Set exercise: Repeat the full listing, word for word.

Data entries:
══════════
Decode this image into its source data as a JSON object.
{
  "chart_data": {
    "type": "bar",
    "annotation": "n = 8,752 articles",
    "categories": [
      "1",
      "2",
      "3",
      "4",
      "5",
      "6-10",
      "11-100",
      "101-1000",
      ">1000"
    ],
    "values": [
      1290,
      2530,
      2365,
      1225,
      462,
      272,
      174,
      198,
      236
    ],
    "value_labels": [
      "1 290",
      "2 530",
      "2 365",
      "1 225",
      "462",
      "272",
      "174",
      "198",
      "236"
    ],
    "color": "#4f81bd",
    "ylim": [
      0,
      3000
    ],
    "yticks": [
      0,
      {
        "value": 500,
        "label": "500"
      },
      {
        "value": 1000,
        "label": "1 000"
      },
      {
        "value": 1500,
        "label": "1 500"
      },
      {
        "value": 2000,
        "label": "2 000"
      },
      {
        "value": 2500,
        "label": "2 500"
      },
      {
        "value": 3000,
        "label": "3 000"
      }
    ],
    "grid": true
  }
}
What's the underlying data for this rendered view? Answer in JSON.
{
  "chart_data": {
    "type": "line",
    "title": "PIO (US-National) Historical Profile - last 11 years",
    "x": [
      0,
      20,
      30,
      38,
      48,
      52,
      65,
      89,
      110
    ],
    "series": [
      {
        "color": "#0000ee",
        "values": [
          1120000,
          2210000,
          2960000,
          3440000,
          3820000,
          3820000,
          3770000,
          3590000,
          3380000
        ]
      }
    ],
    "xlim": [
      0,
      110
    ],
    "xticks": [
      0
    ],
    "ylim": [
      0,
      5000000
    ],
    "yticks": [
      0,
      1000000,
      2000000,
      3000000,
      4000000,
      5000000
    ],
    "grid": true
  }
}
══════════
Exercise answer:
Decode this image into its source data as a JSON object.
{
  "chart_data": {
    "type": "bar",
    "annotation": "n = 8,752 articles",
    "categories": [
      "1",
      "2",
      "3",
      "4",
      "5",
      "6-10",
      "11-100",
      "101-1000",
      ">1000"
    ],
    "values": [
      1290,
      2530,
      2365,
      1225,
      462,
      272,
      174,
      198,
      236
    ],
    "value_labels": [
      "1 290",
      "2 530",
      "2 365",
      "1 225",
      "462",
      "272",
      "174",
      "198",
      "236"
    ],
    "color": "#4f81bd",
    "ylim": [
      0,
      3000
    ],
    "yticks": [
      0,
      {
        "value": 500,
        "label": "500"
      },
      {
        "value": 1000,
        "label": "1 000"
      },
      {
        "value": 1500,
        "label": "1 500"
      },
      {
        "value": 2000,
        "label": "2 000"
      },
      {
        "value": 2500,
        "label": "2 500"
      },
      {
        "value": 3000,
        "label": "3 000"
      }
    ],
    "grid": true
  }
}
What's the underlying data for this rendered view? Answer in JSON.
{
  "chart_data": {
    "type": "line",
    "title": "PIO (US-National) Historical Profile - last 11 years",
    "x": [
      0,
      20,
      30,
      38,
      48,
      52,
      65,
      89,
      110
    ],
    "series": [
      {
        "color": "#0000ee",
        "values": [
          1120000,
          2210000,
          2960000,
          3440000,
          3820000,
          3820000,
          3770000,
          3590000,
          3380000
        ]
      }
    ],
    "xlim": [
      0,
      110
    ],
    "xticks": [
      0
    ],
    "ylim": [
      0,
      5000000
    ],
    "yticks": [
      0,
      1000000,
      2000000,
      3000000,
      4000000,
      5000000
    ],
    "grid": true
  }
}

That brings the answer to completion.